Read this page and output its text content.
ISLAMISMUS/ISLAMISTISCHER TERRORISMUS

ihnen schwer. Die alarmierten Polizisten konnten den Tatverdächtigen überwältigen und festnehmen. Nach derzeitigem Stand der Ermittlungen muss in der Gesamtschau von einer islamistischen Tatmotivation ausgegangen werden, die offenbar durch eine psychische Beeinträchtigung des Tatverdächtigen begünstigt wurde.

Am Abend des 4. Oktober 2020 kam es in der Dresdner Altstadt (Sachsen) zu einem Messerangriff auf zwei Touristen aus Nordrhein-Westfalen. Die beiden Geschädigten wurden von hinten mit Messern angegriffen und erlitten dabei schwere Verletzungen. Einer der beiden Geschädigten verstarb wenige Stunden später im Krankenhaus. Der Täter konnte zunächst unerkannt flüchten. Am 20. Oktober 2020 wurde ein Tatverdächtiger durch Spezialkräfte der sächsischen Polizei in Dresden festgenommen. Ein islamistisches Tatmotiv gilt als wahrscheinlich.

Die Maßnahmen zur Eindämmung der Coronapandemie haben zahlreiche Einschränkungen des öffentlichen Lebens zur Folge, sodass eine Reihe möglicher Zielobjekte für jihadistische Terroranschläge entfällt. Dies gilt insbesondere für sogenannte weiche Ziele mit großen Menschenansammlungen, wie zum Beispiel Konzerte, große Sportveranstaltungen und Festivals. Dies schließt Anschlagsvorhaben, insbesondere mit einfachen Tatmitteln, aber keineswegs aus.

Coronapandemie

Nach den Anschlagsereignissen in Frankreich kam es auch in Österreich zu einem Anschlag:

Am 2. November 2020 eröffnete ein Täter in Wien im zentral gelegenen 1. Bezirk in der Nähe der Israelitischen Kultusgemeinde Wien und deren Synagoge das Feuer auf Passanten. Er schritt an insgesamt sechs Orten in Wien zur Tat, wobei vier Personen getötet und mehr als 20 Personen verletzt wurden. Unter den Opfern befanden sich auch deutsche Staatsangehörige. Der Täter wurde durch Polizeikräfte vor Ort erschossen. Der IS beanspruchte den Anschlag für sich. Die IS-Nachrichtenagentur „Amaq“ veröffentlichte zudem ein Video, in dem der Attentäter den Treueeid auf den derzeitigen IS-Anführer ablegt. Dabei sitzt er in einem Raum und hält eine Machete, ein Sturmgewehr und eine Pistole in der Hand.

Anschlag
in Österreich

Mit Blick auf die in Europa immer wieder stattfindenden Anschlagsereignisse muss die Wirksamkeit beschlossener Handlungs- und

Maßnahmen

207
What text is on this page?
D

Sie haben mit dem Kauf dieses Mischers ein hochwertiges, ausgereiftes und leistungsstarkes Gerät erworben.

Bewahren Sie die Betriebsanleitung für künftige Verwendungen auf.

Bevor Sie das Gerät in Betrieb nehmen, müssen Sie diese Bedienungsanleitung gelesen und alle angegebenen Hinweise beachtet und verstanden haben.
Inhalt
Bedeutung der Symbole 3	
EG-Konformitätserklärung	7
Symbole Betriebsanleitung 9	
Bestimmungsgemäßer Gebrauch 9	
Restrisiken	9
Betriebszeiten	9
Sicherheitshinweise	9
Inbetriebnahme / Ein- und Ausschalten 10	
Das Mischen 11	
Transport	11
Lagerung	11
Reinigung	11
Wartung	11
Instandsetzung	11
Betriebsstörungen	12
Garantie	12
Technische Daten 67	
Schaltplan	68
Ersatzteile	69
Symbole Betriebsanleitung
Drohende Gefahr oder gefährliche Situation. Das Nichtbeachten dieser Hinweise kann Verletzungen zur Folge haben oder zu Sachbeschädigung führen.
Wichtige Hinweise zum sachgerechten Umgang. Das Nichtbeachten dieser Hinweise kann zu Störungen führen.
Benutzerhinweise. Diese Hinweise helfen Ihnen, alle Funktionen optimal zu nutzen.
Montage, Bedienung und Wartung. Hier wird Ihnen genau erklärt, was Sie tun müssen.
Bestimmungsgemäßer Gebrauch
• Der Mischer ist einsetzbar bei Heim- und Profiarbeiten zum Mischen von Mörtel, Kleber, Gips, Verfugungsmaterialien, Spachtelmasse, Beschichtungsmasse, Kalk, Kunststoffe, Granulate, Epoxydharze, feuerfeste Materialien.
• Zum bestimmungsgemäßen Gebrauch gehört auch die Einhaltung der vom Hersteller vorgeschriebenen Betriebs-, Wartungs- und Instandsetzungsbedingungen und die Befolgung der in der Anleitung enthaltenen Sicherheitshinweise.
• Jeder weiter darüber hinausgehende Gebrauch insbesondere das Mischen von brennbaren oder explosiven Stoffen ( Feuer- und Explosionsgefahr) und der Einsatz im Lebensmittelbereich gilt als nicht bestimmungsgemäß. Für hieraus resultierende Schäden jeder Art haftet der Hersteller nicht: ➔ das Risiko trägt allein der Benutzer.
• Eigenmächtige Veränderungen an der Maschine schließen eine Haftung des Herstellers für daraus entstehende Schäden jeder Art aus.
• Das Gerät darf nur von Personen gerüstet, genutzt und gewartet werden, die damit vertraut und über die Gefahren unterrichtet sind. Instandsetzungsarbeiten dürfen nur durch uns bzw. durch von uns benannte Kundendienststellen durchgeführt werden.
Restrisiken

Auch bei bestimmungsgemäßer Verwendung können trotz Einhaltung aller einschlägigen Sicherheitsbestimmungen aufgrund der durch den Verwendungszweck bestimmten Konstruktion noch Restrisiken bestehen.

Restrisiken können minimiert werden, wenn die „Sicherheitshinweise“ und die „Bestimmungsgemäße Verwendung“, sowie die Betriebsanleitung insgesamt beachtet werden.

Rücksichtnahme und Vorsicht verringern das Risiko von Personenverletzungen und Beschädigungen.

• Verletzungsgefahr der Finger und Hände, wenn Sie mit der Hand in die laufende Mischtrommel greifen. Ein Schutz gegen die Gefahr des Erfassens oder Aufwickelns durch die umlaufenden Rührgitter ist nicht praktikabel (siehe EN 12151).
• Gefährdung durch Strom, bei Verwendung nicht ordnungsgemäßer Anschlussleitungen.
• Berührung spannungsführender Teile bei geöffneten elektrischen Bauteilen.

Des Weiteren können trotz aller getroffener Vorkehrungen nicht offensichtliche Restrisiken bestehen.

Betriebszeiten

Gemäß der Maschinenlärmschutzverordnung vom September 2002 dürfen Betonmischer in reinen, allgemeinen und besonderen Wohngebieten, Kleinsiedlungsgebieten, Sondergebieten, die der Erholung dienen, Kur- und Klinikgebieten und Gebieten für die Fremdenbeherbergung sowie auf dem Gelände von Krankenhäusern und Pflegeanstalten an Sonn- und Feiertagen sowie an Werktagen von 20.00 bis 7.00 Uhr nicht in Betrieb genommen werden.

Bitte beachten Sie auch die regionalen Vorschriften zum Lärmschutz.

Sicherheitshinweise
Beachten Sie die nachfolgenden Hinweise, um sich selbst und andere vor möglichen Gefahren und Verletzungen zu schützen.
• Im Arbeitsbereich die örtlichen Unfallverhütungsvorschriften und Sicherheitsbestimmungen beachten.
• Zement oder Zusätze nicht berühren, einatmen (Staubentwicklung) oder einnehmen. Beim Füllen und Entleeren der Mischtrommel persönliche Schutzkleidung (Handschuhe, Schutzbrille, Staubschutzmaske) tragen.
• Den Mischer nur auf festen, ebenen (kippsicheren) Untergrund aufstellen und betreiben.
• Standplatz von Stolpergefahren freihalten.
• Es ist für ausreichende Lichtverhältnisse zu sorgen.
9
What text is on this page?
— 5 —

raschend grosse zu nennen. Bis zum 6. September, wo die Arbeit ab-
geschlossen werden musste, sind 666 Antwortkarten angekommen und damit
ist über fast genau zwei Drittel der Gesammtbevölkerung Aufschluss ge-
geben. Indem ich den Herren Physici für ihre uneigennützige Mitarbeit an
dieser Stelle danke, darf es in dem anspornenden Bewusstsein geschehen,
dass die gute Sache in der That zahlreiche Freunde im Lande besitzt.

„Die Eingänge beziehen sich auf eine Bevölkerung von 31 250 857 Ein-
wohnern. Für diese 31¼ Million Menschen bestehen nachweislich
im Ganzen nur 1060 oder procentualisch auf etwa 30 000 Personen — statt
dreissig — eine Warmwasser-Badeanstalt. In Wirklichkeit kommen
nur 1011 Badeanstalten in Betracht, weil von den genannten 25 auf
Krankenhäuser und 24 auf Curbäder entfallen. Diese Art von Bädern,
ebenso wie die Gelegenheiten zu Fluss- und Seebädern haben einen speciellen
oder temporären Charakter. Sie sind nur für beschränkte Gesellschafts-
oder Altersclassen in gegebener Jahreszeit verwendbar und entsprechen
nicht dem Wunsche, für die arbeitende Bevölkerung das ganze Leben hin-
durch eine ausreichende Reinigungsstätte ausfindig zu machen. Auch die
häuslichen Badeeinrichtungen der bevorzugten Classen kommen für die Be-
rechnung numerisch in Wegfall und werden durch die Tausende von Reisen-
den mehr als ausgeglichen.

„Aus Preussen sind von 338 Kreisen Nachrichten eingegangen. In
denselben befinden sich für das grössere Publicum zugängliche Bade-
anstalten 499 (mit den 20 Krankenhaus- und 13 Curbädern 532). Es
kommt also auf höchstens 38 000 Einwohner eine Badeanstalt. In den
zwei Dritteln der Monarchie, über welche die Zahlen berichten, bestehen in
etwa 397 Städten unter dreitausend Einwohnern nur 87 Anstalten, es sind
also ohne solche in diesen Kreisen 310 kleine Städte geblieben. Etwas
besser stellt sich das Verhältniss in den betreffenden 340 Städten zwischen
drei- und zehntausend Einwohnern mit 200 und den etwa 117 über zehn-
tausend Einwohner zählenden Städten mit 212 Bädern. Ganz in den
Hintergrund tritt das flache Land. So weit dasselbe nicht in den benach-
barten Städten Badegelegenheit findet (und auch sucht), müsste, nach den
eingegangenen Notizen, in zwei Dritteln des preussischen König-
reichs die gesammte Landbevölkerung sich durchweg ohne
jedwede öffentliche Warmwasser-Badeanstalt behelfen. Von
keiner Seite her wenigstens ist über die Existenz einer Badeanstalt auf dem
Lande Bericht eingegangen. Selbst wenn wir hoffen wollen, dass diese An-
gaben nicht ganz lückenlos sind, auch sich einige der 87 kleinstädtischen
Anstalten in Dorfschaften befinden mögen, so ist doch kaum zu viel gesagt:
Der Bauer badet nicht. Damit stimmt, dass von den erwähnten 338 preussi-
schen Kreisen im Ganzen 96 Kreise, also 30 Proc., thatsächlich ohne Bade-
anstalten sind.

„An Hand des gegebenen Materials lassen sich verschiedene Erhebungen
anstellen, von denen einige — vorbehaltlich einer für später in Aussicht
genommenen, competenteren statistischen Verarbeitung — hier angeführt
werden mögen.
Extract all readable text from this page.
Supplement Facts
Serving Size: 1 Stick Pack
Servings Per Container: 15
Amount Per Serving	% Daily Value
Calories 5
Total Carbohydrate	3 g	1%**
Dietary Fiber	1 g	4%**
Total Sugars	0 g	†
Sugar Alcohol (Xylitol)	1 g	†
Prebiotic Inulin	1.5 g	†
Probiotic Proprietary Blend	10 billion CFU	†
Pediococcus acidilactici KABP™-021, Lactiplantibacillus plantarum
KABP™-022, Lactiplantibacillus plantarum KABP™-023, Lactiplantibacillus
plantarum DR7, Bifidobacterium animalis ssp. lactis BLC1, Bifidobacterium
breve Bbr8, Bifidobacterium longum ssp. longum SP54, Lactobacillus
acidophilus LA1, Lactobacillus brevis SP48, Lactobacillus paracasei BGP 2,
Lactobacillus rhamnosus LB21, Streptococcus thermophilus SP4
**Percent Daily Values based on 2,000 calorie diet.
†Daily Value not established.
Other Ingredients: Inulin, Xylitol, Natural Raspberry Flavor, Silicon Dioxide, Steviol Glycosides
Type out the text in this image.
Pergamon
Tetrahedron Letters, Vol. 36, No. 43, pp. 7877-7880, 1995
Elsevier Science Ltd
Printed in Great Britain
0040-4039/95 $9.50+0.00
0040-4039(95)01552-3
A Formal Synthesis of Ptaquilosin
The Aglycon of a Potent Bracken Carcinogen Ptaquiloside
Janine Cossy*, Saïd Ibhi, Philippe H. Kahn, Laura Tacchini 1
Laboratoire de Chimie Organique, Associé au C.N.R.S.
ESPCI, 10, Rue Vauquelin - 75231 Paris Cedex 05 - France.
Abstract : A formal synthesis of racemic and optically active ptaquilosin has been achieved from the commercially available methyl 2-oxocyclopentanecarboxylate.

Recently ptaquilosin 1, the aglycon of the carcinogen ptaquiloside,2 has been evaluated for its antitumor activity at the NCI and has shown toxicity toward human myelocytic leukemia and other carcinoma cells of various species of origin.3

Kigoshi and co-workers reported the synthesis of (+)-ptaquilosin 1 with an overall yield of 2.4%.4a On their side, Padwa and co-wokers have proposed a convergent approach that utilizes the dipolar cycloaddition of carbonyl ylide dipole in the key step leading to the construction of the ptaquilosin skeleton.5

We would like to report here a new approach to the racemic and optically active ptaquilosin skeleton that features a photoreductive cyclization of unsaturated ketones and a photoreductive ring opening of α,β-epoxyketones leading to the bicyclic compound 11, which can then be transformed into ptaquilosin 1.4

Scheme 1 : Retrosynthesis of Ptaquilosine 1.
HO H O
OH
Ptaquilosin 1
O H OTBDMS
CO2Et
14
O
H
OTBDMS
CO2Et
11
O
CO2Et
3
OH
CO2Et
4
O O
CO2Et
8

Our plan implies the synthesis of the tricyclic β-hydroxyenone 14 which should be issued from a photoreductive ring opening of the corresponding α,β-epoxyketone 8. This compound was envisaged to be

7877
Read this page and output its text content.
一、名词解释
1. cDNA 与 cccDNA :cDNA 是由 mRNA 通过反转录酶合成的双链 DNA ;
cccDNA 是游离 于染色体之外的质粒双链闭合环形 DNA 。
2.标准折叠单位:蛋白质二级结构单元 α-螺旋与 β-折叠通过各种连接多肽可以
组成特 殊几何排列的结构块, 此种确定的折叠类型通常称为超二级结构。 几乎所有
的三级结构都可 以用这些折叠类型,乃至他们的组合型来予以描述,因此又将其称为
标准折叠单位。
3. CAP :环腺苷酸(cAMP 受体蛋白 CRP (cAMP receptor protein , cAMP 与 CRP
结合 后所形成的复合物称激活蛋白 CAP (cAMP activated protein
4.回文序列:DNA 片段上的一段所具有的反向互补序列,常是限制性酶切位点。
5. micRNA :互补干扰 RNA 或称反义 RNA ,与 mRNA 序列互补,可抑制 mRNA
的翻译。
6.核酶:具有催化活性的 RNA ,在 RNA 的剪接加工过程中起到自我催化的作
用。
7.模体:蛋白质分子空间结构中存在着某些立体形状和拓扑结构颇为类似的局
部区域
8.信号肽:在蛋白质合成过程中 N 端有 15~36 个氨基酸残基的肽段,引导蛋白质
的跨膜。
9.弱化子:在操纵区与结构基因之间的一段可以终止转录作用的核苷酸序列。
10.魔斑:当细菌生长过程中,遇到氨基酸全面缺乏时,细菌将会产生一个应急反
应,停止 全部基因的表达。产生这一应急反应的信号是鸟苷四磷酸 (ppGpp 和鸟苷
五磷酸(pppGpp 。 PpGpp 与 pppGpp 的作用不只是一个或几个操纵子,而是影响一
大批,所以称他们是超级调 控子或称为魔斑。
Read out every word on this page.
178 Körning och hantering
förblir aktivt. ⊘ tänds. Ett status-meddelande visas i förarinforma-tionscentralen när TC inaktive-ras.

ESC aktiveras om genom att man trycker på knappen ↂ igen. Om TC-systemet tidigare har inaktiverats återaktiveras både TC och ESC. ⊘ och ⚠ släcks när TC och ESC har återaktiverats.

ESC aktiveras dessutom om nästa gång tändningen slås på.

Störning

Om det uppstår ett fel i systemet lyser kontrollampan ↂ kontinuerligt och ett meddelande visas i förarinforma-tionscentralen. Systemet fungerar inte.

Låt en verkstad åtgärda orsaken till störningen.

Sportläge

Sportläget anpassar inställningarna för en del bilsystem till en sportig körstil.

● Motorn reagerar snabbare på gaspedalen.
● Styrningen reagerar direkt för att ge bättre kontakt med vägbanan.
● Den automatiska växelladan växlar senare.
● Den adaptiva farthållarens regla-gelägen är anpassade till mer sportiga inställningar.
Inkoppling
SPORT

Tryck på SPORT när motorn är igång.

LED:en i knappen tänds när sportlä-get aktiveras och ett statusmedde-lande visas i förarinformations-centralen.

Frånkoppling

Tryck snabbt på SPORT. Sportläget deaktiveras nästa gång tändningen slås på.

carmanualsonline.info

### Prompt:
Determine how many lines in the data above contain the string "Einhaltung". Give nothing except the number.

### Reply to the exercise:
2